Data for processing ::
● ● ● ●
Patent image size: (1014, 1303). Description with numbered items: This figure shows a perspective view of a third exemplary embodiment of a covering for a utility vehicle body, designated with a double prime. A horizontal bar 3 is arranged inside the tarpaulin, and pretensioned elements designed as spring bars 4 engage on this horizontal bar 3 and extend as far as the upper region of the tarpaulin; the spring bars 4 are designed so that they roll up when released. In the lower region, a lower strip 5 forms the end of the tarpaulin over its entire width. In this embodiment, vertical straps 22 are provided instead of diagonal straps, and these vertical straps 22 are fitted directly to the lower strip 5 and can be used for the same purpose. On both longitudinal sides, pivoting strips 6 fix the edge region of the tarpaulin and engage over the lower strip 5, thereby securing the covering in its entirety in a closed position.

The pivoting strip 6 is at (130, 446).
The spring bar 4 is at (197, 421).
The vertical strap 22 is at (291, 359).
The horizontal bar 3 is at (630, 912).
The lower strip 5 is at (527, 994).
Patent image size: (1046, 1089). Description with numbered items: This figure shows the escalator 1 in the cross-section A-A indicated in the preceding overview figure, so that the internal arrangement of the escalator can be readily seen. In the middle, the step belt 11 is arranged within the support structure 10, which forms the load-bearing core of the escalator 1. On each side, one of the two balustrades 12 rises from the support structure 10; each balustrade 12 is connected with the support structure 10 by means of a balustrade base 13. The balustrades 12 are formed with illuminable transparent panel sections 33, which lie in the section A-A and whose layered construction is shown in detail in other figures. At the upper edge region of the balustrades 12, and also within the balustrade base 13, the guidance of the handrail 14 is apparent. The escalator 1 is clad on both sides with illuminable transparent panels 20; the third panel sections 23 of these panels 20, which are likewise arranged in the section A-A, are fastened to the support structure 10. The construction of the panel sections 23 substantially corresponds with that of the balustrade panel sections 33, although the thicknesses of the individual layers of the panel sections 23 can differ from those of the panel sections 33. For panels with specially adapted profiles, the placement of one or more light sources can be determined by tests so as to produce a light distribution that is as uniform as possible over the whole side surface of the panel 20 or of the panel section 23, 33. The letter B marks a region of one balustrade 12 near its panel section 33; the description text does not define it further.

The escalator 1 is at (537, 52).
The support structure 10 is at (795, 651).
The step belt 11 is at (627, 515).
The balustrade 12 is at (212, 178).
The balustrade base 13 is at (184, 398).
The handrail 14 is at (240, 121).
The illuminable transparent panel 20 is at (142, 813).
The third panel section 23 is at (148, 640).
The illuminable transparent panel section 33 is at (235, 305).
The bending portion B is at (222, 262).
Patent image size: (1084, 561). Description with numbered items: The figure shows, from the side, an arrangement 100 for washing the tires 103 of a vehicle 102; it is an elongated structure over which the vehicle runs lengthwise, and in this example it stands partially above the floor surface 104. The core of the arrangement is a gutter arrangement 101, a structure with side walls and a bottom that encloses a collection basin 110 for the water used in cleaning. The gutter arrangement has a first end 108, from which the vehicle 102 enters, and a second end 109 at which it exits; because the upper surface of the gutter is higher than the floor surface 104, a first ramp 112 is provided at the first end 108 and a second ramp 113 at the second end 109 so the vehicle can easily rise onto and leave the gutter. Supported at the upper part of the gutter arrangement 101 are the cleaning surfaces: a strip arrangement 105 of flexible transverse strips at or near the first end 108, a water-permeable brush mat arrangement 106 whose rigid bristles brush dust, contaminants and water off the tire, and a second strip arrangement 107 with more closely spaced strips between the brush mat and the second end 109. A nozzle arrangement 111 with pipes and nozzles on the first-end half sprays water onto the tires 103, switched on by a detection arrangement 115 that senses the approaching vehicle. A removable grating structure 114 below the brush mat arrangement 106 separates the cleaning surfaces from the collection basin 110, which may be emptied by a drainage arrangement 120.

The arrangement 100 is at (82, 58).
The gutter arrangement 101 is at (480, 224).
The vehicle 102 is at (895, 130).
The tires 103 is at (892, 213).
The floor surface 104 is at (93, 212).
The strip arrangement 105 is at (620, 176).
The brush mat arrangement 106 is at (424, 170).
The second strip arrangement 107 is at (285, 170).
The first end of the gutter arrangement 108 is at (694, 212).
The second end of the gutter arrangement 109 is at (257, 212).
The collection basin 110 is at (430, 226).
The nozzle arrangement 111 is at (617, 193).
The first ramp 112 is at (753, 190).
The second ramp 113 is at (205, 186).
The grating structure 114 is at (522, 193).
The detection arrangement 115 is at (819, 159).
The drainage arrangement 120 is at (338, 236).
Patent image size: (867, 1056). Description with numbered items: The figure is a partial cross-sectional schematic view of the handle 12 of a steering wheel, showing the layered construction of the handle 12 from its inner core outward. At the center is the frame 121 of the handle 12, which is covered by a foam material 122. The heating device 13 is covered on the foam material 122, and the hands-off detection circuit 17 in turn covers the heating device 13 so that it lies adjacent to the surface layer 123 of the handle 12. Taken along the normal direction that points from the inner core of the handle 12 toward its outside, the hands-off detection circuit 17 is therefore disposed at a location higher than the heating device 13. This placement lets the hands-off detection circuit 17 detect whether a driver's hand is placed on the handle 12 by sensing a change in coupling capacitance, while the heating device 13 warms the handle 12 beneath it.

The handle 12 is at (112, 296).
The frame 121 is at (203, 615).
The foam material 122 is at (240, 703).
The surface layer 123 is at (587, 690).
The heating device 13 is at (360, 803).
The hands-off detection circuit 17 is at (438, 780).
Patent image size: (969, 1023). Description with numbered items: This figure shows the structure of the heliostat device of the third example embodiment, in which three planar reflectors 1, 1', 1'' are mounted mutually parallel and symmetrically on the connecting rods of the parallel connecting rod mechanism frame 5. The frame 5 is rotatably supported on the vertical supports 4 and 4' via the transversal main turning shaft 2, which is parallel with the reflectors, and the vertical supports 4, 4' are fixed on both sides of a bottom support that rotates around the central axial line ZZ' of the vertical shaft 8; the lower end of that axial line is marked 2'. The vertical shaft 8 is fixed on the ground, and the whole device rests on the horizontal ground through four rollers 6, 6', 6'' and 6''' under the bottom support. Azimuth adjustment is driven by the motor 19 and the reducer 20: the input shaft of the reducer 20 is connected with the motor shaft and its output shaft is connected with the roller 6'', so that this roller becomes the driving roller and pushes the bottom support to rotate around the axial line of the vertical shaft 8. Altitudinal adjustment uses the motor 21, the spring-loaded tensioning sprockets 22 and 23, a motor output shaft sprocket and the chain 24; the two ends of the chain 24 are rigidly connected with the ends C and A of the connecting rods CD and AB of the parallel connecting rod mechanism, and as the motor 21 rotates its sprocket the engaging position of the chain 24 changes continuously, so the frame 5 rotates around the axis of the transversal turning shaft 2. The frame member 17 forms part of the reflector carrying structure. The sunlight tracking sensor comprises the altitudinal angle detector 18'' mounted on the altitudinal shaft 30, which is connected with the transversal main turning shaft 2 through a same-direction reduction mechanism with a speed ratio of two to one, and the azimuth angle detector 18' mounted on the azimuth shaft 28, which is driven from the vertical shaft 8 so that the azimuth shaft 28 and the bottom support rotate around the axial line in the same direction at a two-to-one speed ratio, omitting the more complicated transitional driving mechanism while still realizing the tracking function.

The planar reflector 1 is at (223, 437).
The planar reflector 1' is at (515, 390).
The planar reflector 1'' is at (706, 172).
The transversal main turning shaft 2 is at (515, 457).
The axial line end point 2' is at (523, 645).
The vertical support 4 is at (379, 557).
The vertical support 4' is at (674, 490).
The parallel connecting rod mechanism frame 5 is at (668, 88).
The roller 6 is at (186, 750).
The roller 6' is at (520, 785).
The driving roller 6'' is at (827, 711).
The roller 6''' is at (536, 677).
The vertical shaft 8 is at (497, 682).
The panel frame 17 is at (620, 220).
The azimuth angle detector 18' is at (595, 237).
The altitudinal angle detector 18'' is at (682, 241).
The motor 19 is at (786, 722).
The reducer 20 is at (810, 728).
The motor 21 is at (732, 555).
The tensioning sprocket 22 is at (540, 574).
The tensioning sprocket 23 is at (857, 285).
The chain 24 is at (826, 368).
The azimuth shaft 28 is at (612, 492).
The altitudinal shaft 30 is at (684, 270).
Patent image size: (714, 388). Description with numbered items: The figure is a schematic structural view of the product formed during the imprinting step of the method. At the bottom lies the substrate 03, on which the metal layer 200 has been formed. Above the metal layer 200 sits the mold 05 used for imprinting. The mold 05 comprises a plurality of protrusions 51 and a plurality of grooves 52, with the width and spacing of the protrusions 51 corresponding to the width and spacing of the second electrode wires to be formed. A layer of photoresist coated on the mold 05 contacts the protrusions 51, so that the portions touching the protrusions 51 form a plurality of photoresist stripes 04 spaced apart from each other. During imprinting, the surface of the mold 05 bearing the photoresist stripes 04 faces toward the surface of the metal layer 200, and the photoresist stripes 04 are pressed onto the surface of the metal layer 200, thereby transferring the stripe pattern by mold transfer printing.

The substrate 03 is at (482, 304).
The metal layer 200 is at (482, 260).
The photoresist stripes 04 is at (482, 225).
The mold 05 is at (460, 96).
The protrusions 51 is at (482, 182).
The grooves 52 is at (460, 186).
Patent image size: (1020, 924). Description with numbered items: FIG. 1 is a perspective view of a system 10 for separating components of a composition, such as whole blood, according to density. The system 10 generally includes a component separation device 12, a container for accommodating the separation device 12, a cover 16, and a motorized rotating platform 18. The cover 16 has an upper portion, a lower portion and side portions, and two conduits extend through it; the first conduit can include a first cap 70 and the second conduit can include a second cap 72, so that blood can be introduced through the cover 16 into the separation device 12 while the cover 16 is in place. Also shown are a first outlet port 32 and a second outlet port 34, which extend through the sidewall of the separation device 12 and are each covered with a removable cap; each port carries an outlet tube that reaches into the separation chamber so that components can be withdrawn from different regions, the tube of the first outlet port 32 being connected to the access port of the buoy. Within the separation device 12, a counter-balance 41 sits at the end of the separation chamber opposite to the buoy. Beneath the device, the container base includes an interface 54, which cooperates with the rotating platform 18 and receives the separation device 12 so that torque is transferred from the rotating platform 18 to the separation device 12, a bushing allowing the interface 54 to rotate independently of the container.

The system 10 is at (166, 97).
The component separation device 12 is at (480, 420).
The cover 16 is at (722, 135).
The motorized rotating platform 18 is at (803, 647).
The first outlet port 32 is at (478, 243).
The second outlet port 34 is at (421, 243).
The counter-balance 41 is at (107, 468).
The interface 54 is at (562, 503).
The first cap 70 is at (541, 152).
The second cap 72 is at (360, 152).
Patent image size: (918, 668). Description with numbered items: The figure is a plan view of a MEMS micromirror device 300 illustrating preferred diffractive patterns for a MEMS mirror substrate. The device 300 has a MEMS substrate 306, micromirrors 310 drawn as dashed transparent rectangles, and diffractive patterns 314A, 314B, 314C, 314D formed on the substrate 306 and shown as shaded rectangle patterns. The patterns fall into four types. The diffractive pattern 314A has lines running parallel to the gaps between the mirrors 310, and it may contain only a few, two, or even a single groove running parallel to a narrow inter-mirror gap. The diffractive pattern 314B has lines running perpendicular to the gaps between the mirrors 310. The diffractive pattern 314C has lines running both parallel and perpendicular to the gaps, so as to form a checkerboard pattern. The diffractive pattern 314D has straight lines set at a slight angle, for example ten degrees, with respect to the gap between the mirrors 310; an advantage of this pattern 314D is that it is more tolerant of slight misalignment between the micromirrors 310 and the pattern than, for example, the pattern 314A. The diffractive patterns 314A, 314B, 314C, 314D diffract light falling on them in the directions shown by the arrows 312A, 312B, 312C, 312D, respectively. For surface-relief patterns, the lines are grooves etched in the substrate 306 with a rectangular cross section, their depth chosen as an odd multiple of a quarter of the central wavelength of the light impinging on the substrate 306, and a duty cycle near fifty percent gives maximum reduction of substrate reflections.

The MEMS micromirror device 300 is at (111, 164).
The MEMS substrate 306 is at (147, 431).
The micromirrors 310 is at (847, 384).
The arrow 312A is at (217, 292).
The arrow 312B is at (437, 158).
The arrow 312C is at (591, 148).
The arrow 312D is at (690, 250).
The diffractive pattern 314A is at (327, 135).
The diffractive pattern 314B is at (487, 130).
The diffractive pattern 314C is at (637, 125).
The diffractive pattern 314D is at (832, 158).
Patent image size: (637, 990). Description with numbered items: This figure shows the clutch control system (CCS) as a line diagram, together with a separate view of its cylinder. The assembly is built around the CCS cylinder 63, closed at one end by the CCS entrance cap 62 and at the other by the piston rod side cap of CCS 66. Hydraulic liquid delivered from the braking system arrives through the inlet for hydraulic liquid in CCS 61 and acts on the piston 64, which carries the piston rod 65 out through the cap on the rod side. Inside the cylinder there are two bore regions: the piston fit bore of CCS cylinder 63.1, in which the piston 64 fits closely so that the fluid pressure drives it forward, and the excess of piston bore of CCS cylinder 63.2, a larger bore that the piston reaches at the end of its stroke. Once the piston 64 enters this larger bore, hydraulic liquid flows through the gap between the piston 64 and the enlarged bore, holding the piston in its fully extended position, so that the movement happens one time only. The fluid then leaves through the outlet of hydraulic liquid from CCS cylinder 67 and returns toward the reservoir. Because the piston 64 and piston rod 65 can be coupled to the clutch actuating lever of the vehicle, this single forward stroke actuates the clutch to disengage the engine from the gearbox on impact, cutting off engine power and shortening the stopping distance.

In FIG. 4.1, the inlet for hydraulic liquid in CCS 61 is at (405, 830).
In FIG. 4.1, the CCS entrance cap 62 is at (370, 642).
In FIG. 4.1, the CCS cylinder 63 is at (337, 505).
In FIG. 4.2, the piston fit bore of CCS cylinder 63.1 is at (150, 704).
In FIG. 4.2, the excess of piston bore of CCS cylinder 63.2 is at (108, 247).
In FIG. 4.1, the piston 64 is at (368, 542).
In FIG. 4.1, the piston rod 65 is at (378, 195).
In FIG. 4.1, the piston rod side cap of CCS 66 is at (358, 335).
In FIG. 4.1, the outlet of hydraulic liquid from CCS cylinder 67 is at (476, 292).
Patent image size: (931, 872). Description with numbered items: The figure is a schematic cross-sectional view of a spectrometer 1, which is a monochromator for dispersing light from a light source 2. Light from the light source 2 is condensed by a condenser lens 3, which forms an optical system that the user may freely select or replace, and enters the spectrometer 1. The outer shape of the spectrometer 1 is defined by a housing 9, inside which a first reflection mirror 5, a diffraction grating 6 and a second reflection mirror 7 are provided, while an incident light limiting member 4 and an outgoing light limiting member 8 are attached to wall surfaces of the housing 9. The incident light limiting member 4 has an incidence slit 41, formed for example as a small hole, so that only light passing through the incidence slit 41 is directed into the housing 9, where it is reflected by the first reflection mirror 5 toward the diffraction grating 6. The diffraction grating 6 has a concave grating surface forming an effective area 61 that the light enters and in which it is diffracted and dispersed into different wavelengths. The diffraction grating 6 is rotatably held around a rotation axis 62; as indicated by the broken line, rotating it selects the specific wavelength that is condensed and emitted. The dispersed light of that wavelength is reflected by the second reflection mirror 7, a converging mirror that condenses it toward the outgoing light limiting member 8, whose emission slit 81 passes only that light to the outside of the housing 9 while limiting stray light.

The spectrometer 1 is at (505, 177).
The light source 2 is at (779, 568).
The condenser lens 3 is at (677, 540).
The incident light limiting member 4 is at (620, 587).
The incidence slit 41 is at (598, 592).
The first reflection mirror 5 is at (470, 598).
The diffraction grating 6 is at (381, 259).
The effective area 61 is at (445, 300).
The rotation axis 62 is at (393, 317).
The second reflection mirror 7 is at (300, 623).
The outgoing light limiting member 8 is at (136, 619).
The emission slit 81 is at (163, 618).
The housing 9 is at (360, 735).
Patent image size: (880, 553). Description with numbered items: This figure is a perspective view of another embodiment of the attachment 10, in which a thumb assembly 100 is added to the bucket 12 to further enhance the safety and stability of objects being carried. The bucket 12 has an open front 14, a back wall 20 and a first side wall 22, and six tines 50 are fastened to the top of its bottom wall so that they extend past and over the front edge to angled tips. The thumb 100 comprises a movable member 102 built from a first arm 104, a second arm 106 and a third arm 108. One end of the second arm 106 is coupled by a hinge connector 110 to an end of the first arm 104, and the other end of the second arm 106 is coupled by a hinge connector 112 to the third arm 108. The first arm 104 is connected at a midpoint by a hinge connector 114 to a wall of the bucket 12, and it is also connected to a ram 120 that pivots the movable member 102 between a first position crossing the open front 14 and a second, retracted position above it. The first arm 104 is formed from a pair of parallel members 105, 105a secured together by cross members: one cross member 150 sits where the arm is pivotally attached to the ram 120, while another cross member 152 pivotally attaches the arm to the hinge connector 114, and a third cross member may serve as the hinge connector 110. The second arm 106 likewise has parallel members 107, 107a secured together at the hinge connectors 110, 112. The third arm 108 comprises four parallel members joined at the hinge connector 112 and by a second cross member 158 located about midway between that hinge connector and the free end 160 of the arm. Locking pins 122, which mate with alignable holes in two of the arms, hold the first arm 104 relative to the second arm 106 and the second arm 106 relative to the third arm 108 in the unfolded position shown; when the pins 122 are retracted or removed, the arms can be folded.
● ● ● ●
Instructions for the task :: Print the part of the listing that opens with the line containing "Patent image size: (637, 990)." and closes with the line containing "In FIG. 4.2, the piston", both lines included.

Output ::
Patent image size: (637, 990). Description with numbered items: This figure shows the clutch control system (CCS) as a line diagram, together with a separate view of its cylinder. The assembly is built around the CCS cylinder 63, closed at one end by the CCS entrance cap 62 and at the other by the piston rod side cap of CCS 66. Hydraulic liquid delivered from the braking system arrives through the inlet for hydraulic liquid in CCS 61 and acts on the piston 64, which carries the piston rod 65 out through the cap on the rod side. Inside the cylinder there are two bore regions: the piston fit bore of CCS cylinder 63.1, in which the piston 64 fits closely so that the fluid pressure drives it forward, and the excess of piston bore of CCS cylinder 63.2, a larger bore that the piston reaches at the end of its stroke. Once the piston 64 enters this larger bore, hydraulic liquid flows through the gap between the piston 64 and the enlarged bore, holding the piston in its fully extended position, so that the movement happens one time only. The fluid then leaves through the outlet of hydraulic liquid from CCS cylinder 67 and returns toward the reservoir. Because the piston 64 and piston rod 65 can be coupled to the clutch actuating lever of the vehicle, this single forward stroke actuates the clutch to disengage the engine from the gearbox on impact, cutting off engine power and shortening the stopping distance.

In FIG. 4.1, the inlet for hydraulic liquid in CCS 61 is at (405, 830).
In FIG. 4.1, the CCS entrance cap 62 is at (370, 642).
In FIG. 4.1, the CCS cylinder 63 is at (337, 505).
In FIG. 4.2, the piston fit bore of CCS cylinder 63.1 is at (150, 704).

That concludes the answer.